— start READING PASSAGE —
Learning about your community by editing Wikipedia

Koneal Laguidao with fish in lake
Koneal Laguidao
Image courtesy Koneal Laguidao, all rights reserved.

Koneal Laguidao was shocked when he enrolled in Professor Jonas Lamb’s Writing Across Contexts course in his first term at the University of Alaska Southeast — and discovered he’d be editing Wikipedia as part of the class.

“I never knew students my age were able to write for Wikipedia; let alone write for Wikipedia as a college project,” he says.

Koneal’s knowledge of Wikipedia and how to edit it quickly grew, thanks to the resources provided by Wiki Education. He chose to expand the article on Douglas Island, a tidal island that’s part of Juneau, where he grew up.

“When I first read the article, I instantly saw how underdeveloped the ‘History’ section of the article was and wanted to drastically improve it,” Koneal says. “For someone who has lived in the Juneau area for years, I knew how immersive Douglas Island’s history truly was and I wanted to display it in full form.”

Koneal was one of many students in the class that selected Wikipedia articles that had some kind of personal meaning to them. Professor Lamb says an assignment with personal meaning helped him connect better with his students.

“Through his research and writing Koneal demonstrated a strong connection to place and a new awareness of the hidden history of his home town,” Professor Lamb says. “I learned a lot from my students, about who they are and where they are coming from based on the articles they selected and the issues they hoped to tackle. Their perspectives helped me recognize just how under-represented Alaska is in Wikipedia, how important it was to have Alaska Native authors contributing to articles about their communities, their culture, their leaders.”
— end READING PASSAGE —
— start TASK INPUTS —
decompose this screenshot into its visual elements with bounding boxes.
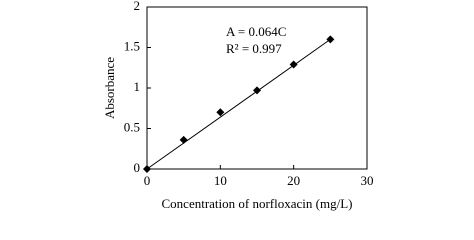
y-axis-label: Absorbance	[102, 57, 117, 119]
annotation: R² = 0.997	[226, 41, 282, 56]
chart: Concentration of norfloxacin (mg/L) Abso…	[102, 0, 374, 211]
marker	[326, 35, 335, 44]
x-tick-label: 10	[214, 173, 227, 188]
annotation: A = 0.064C	[226, 24, 286, 39]
marker	[179, 135, 188, 144]
fit-line	[146, 38, 331, 170]
x-tick-label: 20	[287, 173, 300, 188]
marker	[253, 86, 261, 95]
marker	[143, 165, 151, 173]
y-tick-label: 1	[134, 79, 141, 94]
y-tick-label: 0	[134, 160, 141, 175]
x-tick-label: 30	[361, 173, 374, 188]
y-tick-label: 0.5	[124, 119, 140, 134]
marker	[289, 60, 298, 69]
marker	[216, 108, 225, 117]
y-tick-label: 2	[134, 0, 141, 13]
x-tick-label: 0	[144, 173, 151, 188]
y-tick-label: 1.5	[124, 38, 140, 53]
x-axis-label: Concentration of norfloxacin (mg/L)	[162, 196, 353, 211]
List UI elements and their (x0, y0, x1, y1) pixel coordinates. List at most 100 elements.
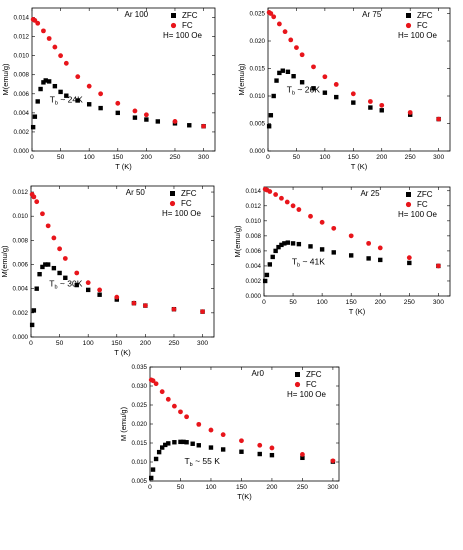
y-tick-label: 0.004 (14, 110, 30, 117)
panel-ar50: 0 50 100 150 200 250 300 0.000 0.002 0.004 0.006 0.… (0, 185, 215, 357)
fc-point (132, 108, 138, 114)
zfc-point (40, 264, 45, 270)
fc-point (143, 112, 149, 118)
zfc-point (407, 260, 412, 266)
legend-zfc-label: ZFC (306, 370, 322, 379)
fc-point (40, 211, 45, 217)
y-tick-label: 0.008 (246, 233, 262, 240)
legend-fc-label: FC (417, 200, 428, 209)
fc-point (52, 44, 58, 50)
fc-point (115, 100, 121, 106)
x-tick-label: 0 (30, 154, 34, 161)
fc-point (184, 414, 189, 420)
fc-point (268, 11, 274, 16)
x-tick-label: 300 (197, 340, 208, 347)
fc-point (407, 110, 413, 115)
series-zfc (266, 68, 441, 129)
zfc-point (64, 93, 69, 98)
y-tick-label: 0.010 (246, 218, 262, 225)
fc-point (319, 219, 325, 225)
zfc-point (273, 248, 278, 254)
fc-point (379, 102, 385, 108)
fc-point (271, 14, 277, 20)
x-axis-label: T (K) (115, 162, 132, 171)
y-tick-label: 0.006 (13, 262, 29, 269)
zfc-point (296, 241, 302, 247)
fc-point (62, 256, 68, 261)
fc-point (159, 389, 165, 395)
fc-point (367, 99, 373, 104)
legend-zfc-label: ZFC (181, 189, 197, 198)
zfc-point (285, 69, 291, 74)
x-tick-label: 300 (198, 154, 209, 161)
x-tick-label: 0 (262, 299, 266, 306)
zfc-point (262, 278, 268, 284)
x-tick-label: 250 (405, 154, 416, 161)
y-tick-label: 0.000 (14, 148, 30, 155)
legend-zfc-label: ZFC (417, 11, 433, 20)
fc-point (114, 294, 120, 300)
zfc-point (351, 100, 356, 105)
y-tick-label: 0.010 (132, 459, 148, 466)
x-axis-label: T (K) (114, 348, 131, 357)
zfc-point (31, 308, 37, 313)
zfc-point (155, 119, 161, 124)
zfc-point (58, 89, 63, 95)
fc-point (57, 246, 62, 252)
fc-point (201, 123, 206, 129)
zfc-point (334, 94, 339, 100)
legend-fc-label: FC (181, 199, 192, 208)
fc-point (294, 45, 299, 50)
y-tick-label: 0.000 (246, 293, 262, 300)
y-tick-label: 0.008 (14, 72, 30, 79)
fc-point (150, 378, 156, 384)
x-tick-label: 150 (236, 484, 247, 491)
field-label: H= 100 Oe (287, 390, 326, 399)
legend-fc-marker (170, 22, 177, 29)
fc-point (273, 192, 279, 197)
legend-fc-label: FC (417, 21, 428, 30)
y-tick-label: 0.006 (14, 91, 30, 98)
series-fc (148, 377, 336, 464)
y-tick-label: 0.012 (13, 189, 29, 196)
fc-point (267, 189, 273, 194)
zfc-point (115, 110, 120, 116)
x-tick-label: 100 (317, 299, 328, 306)
panel-ar100: 0 50 100 150 200 250 300 0.000 0.002 0.004 0.006 0.… (1, 7, 216, 171)
fc-point (86, 83, 92, 89)
fc-point (311, 64, 316, 70)
zfc-point (30, 124, 36, 130)
panel-title: Ar0 (252, 369, 265, 378)
x-tick-label: 100 (83, 340, 94, 347)
fc-point (406, 255, 412, 261)
fc-point (200, 309, 205, 315)
x-tick-label: 150 (346, 299, 357, 306)
series-fc (262, 186, 441, 269)
x-tick-label: 200 (375, 299, 386, 306)
y-tick-label: 0.002 (14, 129, 30, 136)
fc-point (51, 235, 57, 241)
fc-point (98, 91, 104, 97)
plot-frame (267, 7, 451, 152)
fc-point (31, 194, 37, 200)
zfc-point (98, 105, 103, 111)
x-tick-label: 200 (141, 154, 152, 161)
x-tick-label: 100 (319, 154, 330, 161)
legend-fc-marker (405, 22, 412, 29)
fc-point (288, 37, 294, 43)
zfc-point (331, 250, 336, 255)
zfc-point (348, 253, 354, 258)
zfc-point (276, 244, 281, 250)
panel-ar25: 0 50 100 150 200 250 300 0.000 0.002 0.004 0.006 0.… (233, 186, 451, 316)
zfc-point (75, 98, 80, 103)
fc-point (436, 116, 442, 122)
zfc-point (97, 292, 102, 297)
fc-point (46, 36, 52, 41)
blocking-temperature-label: Tb ~ 55 K (184, 456, 220, 468)
fc-point (276, 21, 282, 27)
legend-fc-marker (294, 381, 301, 388)
legend-fc-marker (169, 200, 176, 207)
zfc-point (51, 265, 57, 271)
zfc-point (114, 297, 119, 302)
y-axis-label: M(emu/g) (0, 245, 9, 278)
— end TASK INPUTS —
**EXERCISE INSTRUCTIONS:**
- A) Answer these questions about the piece on editing Wikipedia, using only what it states:
(i) What course was Koneal Laguidao taking when he learned he would edit Wikipedia?
(ii) Which section of the Douglas Island article did he find underdeveloped?
(iii) According to Professor Lamb, what did his students' perspectives help him recognize about Alaska?
- B) Convert the records, from their start through the line containing "List UI elements", into a JSON list of strings with one string per line, leaving out the pictures.

**ANSWER LIST:**
- A)
(i) Professor Jonas Lamb's Writing Across Contexts course at the University of Alaska Southeast.
(ii) The "History" section.
(iii) How under-represented Alaska is in Wikipedia.

- B)
[
  "decompose this screenshot into its visual elements with bounding boxes.",
  "y-axis-label: Absorbance\t[102, 57, 117, 119]",
  "annotation: R² = 0.997\t[226, 41, 282, 56]",
  "chart: Concentration of norfloxacin (mg/L) Abso…\t[102, 0, 374, 211]",
  "marker\t[326, 35, 335, 44]",
  "x-tick-label: 10\t[214, 173, 227, 188]",
  "annotation: A = 0.064C\t[226, 24, 286, 39]",
  "marker\t[179, 135, 188, 144]",
  "fit-line\t[146, 38, 331, 170]",
  "x-tick-label: 20\t[287, 173, 300, 188]",
  "marker\t[253, 86, 261, 95]",
  "marker\t[143, 165, 151, 173]",
  "y-tick-label: 1\t[134, 79, 141, 94]",
  "y-tick-label: 0\t[134, 160, 141, 175]",
  "x-tick-label: 30\t[361, 173, 374, 188]",
  "y-tick-label: 0.5\t[124, 119, 140, 134]",
  "marker\t[289, 60, 298, 69]",
  "marker\t[216, 108, 225, 117]",
  "y-tick-label: 2\t[134, 0, 141, 13]",
  "x-tick-label: 0\t[144, 173, 151, 188]",
  "y-tick-label: 1.5\t[124, 38, 140, 53]",
  "x-axis-label: Concentration of norfloxacin (mg/L)\t[162, 196, 353, 211]",
  "List UI elements and their (x0, y0, x1, y1) pixel coordinates. List at most 100 elements."
]